= TASK GOAL =
Note how many lines hold "parasyphilis" and report that number by itself.

[Items listed in a dataset]
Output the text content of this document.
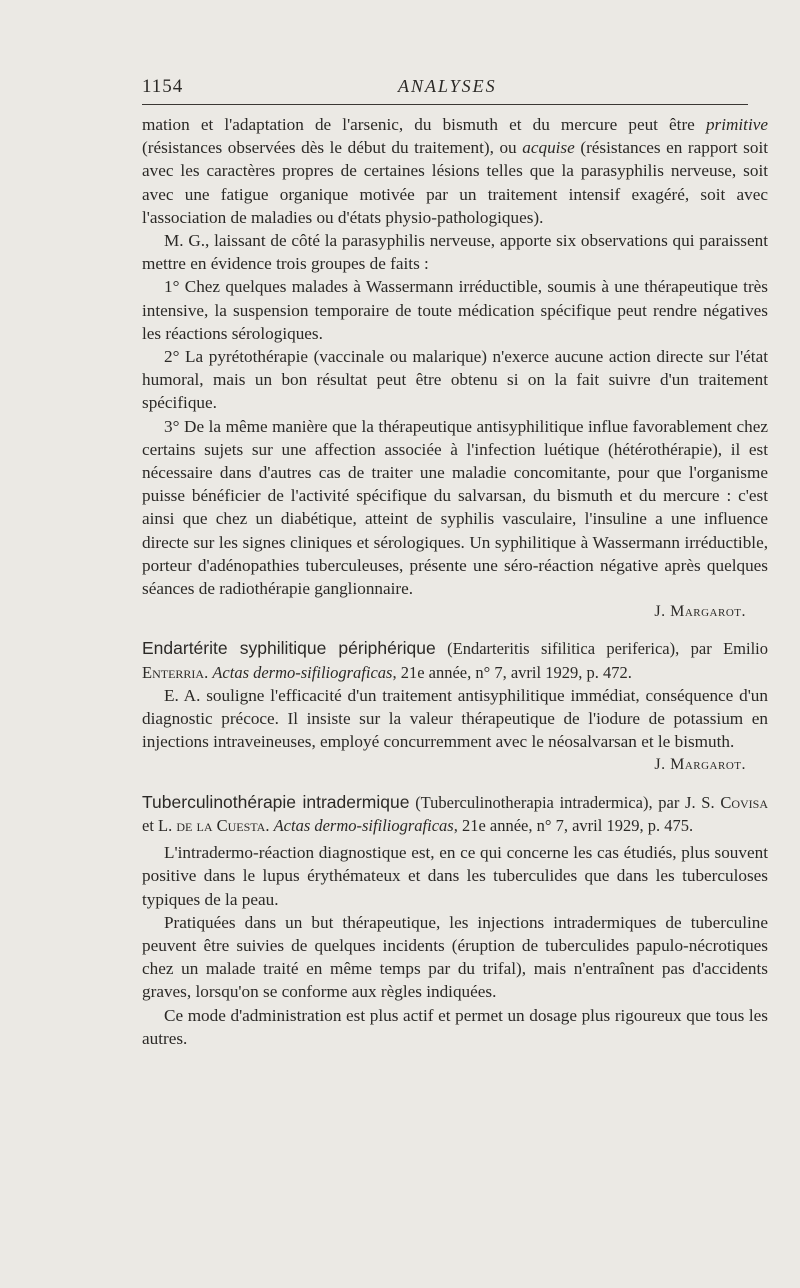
1154	ANALYSES

mation et l'adaptation de l'arsenic, du bismuth et du mercure peut être primitive (résistances observées dès le début du traitement), ou acquise (résistances en rapport soit avec les caractères propres de certaines lésions telles que la parasyphilis nerveuse, soit avec une fatigue organique motivée par un traitement intensif exagéré, soit avec l'association de maladies ou d'états physio-pathologiques).

M. G., laissant de côté la parasyphilis nerveuse, apporte six observations qui paraissent mettre en évidence trois groupes de faits :

1° Chez quelques malades à Wassermann irréductible, soumis à une thérapeutique très intensive, la suspension temporaire de toute médication spécifique peut rendre négatives les réactions sérologiques.

2° La pyrétothérapie (vaccinale ou malarique) n'exerce aucune action directe sur l'état humoral, mais un bon résultat peut être obtenu si on la fait suivre d'un traitement spécifique.

3° De la même manière que la thérapeutique antisyphilitique influe favorablement chez certains sujets sur une affection associée à l'infection luétique (hétérothérapie), il est nécessaire dans d'autres cas de traiter une maladie concomitante, pour que l'organisme puisse bénéficier de l'activité spécifique du salvarsan, du bismuth et du mercure : c'est ainsi que chez un diabétique, atteint de syphilis vasculaire, l'insuline a une influence directe sur les signes cliniques et sérologiques. Un syphilitique à Wassermann irréductible, porteur d'adénopathies tuberculeuses, présente une séro-réaction négative après quelques séances de radiothérapie ganglionnaire.

J. Margarot.

Endartérite syphilitique périphérique (Endarteritis sifilitica periferica), par Emilio Enterria. Actas dermo-sifiliograficas, 21e année, n° 7, avril 1929, p. 472.

E. A. souligne l'efficacité d'un traitement antisyphilitique immédiat, conséquence d'un diagnostic précoce. Il insiste sur la valeur thérapeutique de l'iodure de potassium en injections intraveineuses, employé concurremment avec le néosalvarsan et le bismuth.

J. Margarot.

Tuberculinothérapie intradermique (Tuberculinotherapia intradermica), par J. S. Covisa et L. de la Cuesta. Actas dermo-sifiliograficas, 21e année, n° 7, avril 1929, p. 475.

L'intradermo-réaction diagnostique est, en ce qui concerne les cas étudiés, plus souvent positive dans le lupus érythémateux et dans les tuberculides que dans les tuberculoses typiques de la peau.

Pratiquées dans un but thérapeutique, les injections intradermiques de tuberculine peuvent être suivies de quelques incidents (éruption de tuberculides papulo-nécrotiques chez un malade traité en même temps par du trifal), mais n'entraînent pas d'accidents graves, lorsqu'on se conforme aux règles indiquées.

Ce mode d'administration est plus actif et permet un dosage plus rigoureux que tous les autres.
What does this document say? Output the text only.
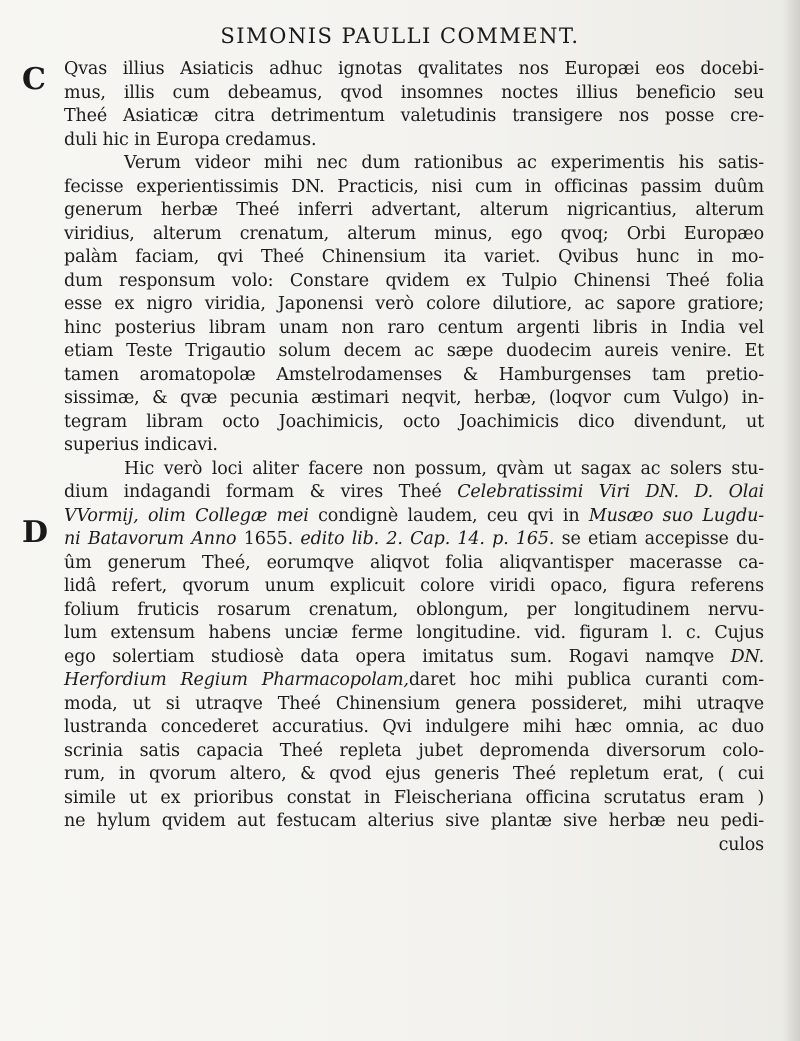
SIMONIS PAULLI COMMENT.
C
D
Qvas illius Asiaticis adhuc ignotas qvalitates nos Europæi eos docebi-
mus, illis cum debeamus, qvod insomnes noctes illius beneficio seu
Theé Asiaticæ citra detrimentum valetudinis transigere nos posse cre-
duli hic in Europa credamus.
Verum videor mihi nec dum rationibus ac experimentis his satis-
fecisse experientissimis DN. Practicis, nisi cum in officinas passim duûm
generum herbæ Theé inferri advertant, alterum nigricantius, alterum
viridius, alterum crenatum, alterum minus, ego qvoq; Orbi Europæo
palàm faciam, qvi Theé Chinensium ita variet. Qvibus hunc in mo-
dum responsum volo: Constare qvidem ex Tulpio Chinensi Theé folia
esse ex nigro viridia, Japonensi verò colore dilutiore, ac sapore gratiore;
hinc posterius libram unam non raro centum argenti libris in India vel
etiam Teste Trigautio solum decem ac sæpe duodecim aureis venire. Et
tamen aromatopolæ Amstelrodamenses & Hamburgenses tam pretio-
sissimæ, & qvæ pecunia æstimari neqvit, herbæ, (loqvor cum Vulgo) in-
tegram libram octo Joachimicis, octo Joachimicis dico divendunt, ut
superius indicavi.
Hic verò loci aliter facere non possum, qvàm ut sagax ac solers stu-
dium indagandi formam & vires Theé Celebratissimi Viri DN. D. Olai
VVormij, olim Collegæ mei condignè laudem, ceu qvi in Musæo suo Lugdu-
ni Batavorum Anno 1655. edito lib. 2. Cap. 14. p. 165. se etiam accepisse du-
ûm generum Theé, eorumqve aliqvot folia aliqvantisper macerasse ca-
lidâ refert, qvorum unum explicuit colore viridi opaco, figura referens
folium fruticis rosarum crenatum, oblongum, per longitudinem nervu-
lum extensum habens unciæ ferme longitudine. vid. figuram l. c. Cujus
ego solertiam studiosè data opera imitatus sum. Rogavi namqve DN.
Herfordium Regium Pharmacopolam,daret hoc mihi publica curanti com-
moda, ut si utraqve Theé Chinensium genera possideret, mihi utraqve
lustranda concederet accuratius. Qvi indulgere mihi hæc omnia, ac duo
scrinia satis capacia Theé repleta jubet depromenda diversorum colo-
rum, in qvorum altero, & qvod ejus generis Theé repletum erat, ( cui
simile ut ex prioribus constat in Fleischeriana officina scrutatus eram )
ne hylum qvidem aut festucam alterius sive plantæ sive herbæ neu pedi-
culos
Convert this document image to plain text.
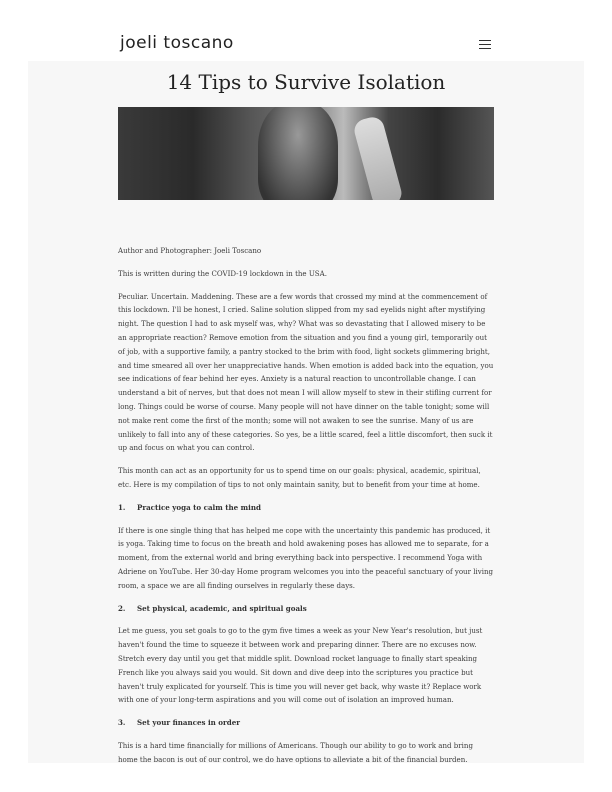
joeli toscano
14 Tips to Survive Isolation

Author and Photographer: Joeli Toscano

This is written during the COVID-19 lockdown in the USA.

Peculiar. Uncertain. Maddening. These are a few words that crossed my mind at the commencement of this lockdown. I'll be honest, I cried. Saline solution slipped from my sad eyelids night after mystifying night. The question I had to ask myself was, why? What was so devastating that I allowed misery to be an appropriate reaction? Remove emotion from the situation and you find a young girl, temporarily out of job, with a supportive family, a pantry stocked to the brim with food, light sockets glimmering bright, and time smeared all over her unappreciative hands. When emotion is added back into the equation, you see indications of fear behind her eyes. Anxiety is a natural reaction to uncontrollable change. I can understand a bit of nerves, but that does not mean I will allow myself to stew in their stifling current for long. Things could be worse of course. Many people will not have dinner on the table tonight; some will not make rent come the first of the month; some will not awaken to see the sunrise. Many of us are unlikely to fall into any of these categories. So yes, be a little scared, feel a little discomfort, then suck it up and focus on what you can control.

This month can act as an opportunity for us to spend time on our goals: physical, academic, spiritual, etc. Here is my compilation of tips to not only maintain sanity, but to benefit from your time at home.

1. Practice yoga to calm the mind

If there is one single thing that has helped me cope with the uncertainty this pandemic has produced, it is yoga. Taking time to focus on the breath and hold awakening poses has allowed me to separate, for a moment, from the external world and bring everything back into perspective. I recommend Yoga with Adriene on YouTube. Her 30-day Home program welcomes you into the peaceful sanctuary of your living room, a space we are all finding ourselves in regularly these days.

2. Set physical, academic, and spiritual goals

Let me guess, you set goals to go to the gym five times a week as your New Year's resolution, but just haven't found the time to squeeze it between work and preparing dinner. There are no excuses now. Stretch every day until you get that middle split. Download rocket language to finally start speaking French like you always said you would. Sit down and dive deep into the scriptures you practice but haven't truly explicated for yourself. This is time you will never get back, why waste it? Replace work with one of your long-term aspirations and you will come out of isolation an improved human.

3. Set your finances in order

This is a hard time financially for millions of Americans. Though our ability to go to work and bring home the bacon is out of our control, we do have options to alleviate a bit of the financial burden.
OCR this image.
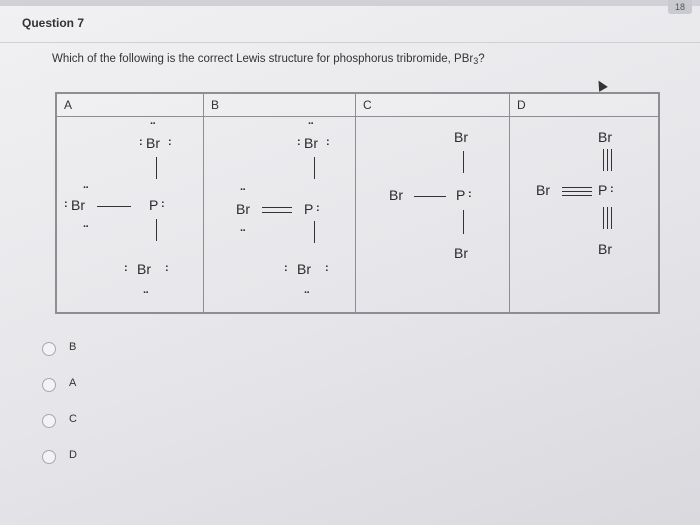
18
Question 7
Which of the following is the correct Lewis structure for phosphorus tribromide, PBr$_3$?
A
··
: Br :
··
: Br	P :
··
: Br :
··
B
··
: Br :
··
Br	P :
··
: Br :
··
C
Br
Br	P :
Br
D
Br
Br	P :
Br
B
A
C
D
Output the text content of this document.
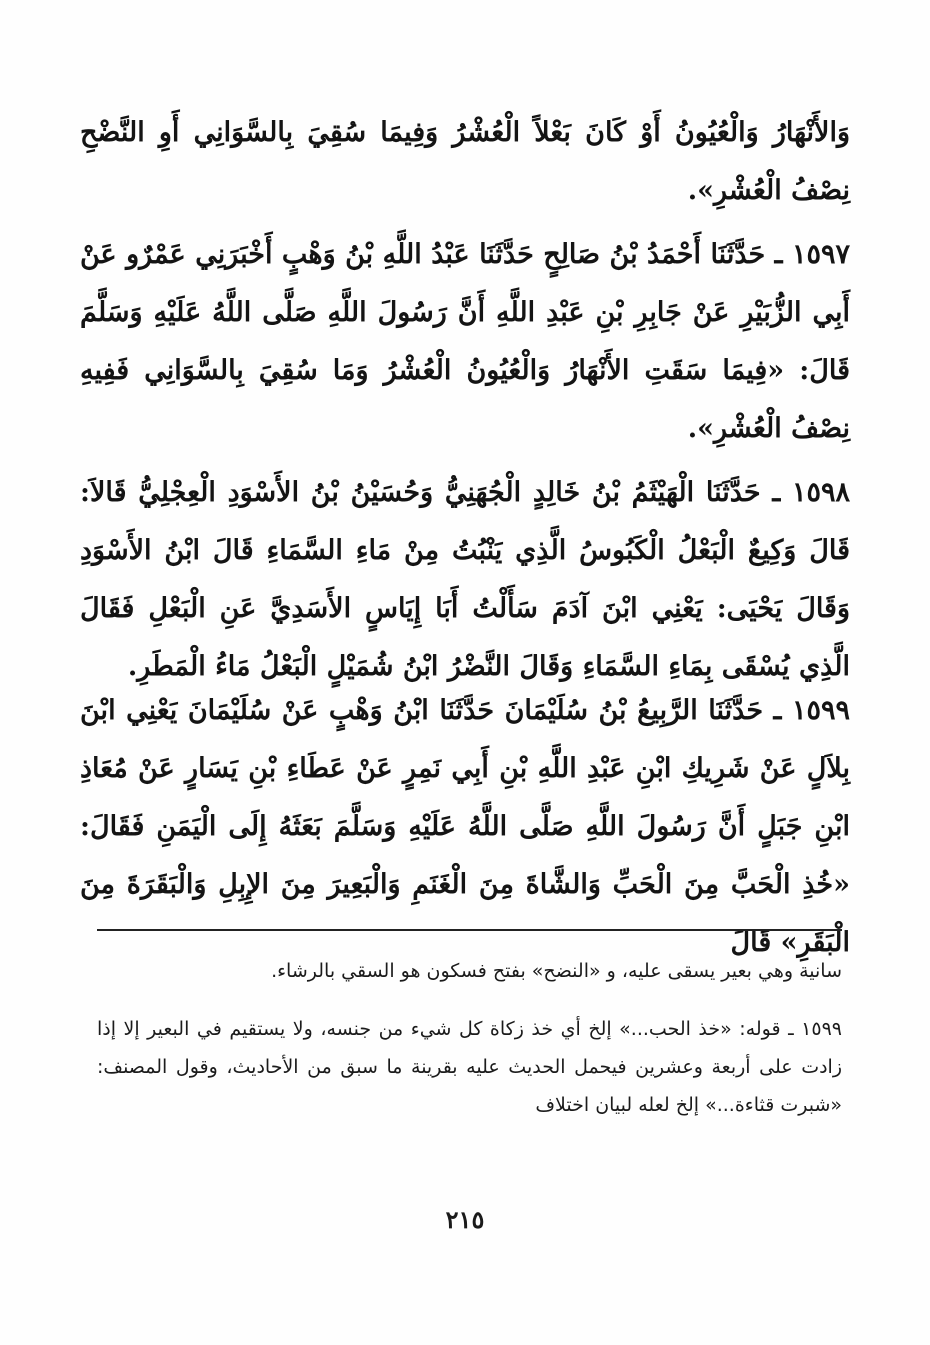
وَالأَنْهَارُ وَالْعُيُونُ أَوْ كَانَ بَعْلاً الْعُشْرُ وَفِيمَا سُقِيَ بِالسَّوَانِي أَوِ النَّضْحِ نِصْفُ الْعُشْرِ».

١٥٩٧ ـ حَدَّثَنَا أَحْمَدُ بْنُ صَالِحٍ حَدَّثَنَا عَبْدُ اللَّهِ بْنُ وَهْبٍ أَخْبَرَنِي عَمْرٌو عَنْ أَبِي الزُّبَيْرِ عَنْ جَابِرِ بْنِ عَبْدِ اللَّهِ أَنَّ رَسُولَ اللَّهِ صَلَّى اللَّهُ عَلَيْهِ وَسَلَّمَ قَالَ: «فِيمَا سَقَتِ الأَنْهَارُ وَالْعُيُونُ الْعُشْرُ وَمَا سُقِيَ بِالسَّوَانِي فَفِيهِ نِصْفُ الْعُشْرِ».

١٥٩٨ ـ حَدَّثَنَا الْهَيْثَمُ بْنُ خَالِدٍ الْجُهَنِيُّ وَحُسَيْنُ بْنُ الأَسْوَدِ الْعِجْلِيُّ قَالاَ: قَالَ وَكِيعٌ الْبَعْلُ الْكَبُوسُ الَّذِي يَنْبُتُ مِنْ مَاءِ السَّمَاءِ قَالَ ابْنُ الأَسْوَدِ وَقَالَ يَحْيَى: يَعْنِي ابْنَ آدَمَ سَأَلْتُ أَبَا إِيَاسٍ الأَسَدِيَّ عَنِ الْبَعْلِ فَقَالَ الَّذِي يُسْقَى بِمَاءِ السَّمَاءِ وَقَالَ النَّضْرُ ابْنُ شُمَيْلٍ الْبَعْلُ مَاءُ الْمَطَرِ.

١٥٩٩ ـ حَدَّثَنَا الرَّبِيعُ بْنُ سُلَيْمَانَ حَدَّثَنَا ابْنُ وَهْبٍ عَنْ سُلَيْمَانَ يَعْنِي ابْنَ بِلاَلٍ عَنْ شَرِيكِ ابْنِ عَبْدِ اللَّهِ بْنِ أَبِي نَمِرٍ عَنْ عَطَاءِ بْنِ يَسَارٍ عَنْ مُعَاذِ ابْنِ جَبَلٍ أَنَّ رَسُولَ اللَّهِ صَلَّى اللَّهُ عَلَيْهِ وَسَلَّمَ بَعَثَهُ إِلَى الْيَمَنِ فَقَالَ: «خُذِ الْحَبَّ مِنَ الْحَبِّ وَالشَّاةَ مِنَ الْغَنَمِ وَالْبَعِيرَ مِنَ الإِبِلِ وَالْبَقَرَةَ مِنَ الْبَقَرِ» قَالَ

سانية وهي بعير يسقى عليه، و «النضح» بفتح فسكون هو السقي بالرشاء.

١٥٩٩ ـ قوله: «خذ الحب...» إلخ أي خذ زكاة كل شيء من جنسه، ولا يستقيم في البعير إلا إذا زادت على أربعة وعشرين فيحمل الحديث عليه بقرينة ما سبق من الأحاديث، وقول المصنف: «شبرت قثاءة...» إلخ لعله لبيان اختلاف

٢١٥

= RESULT =
2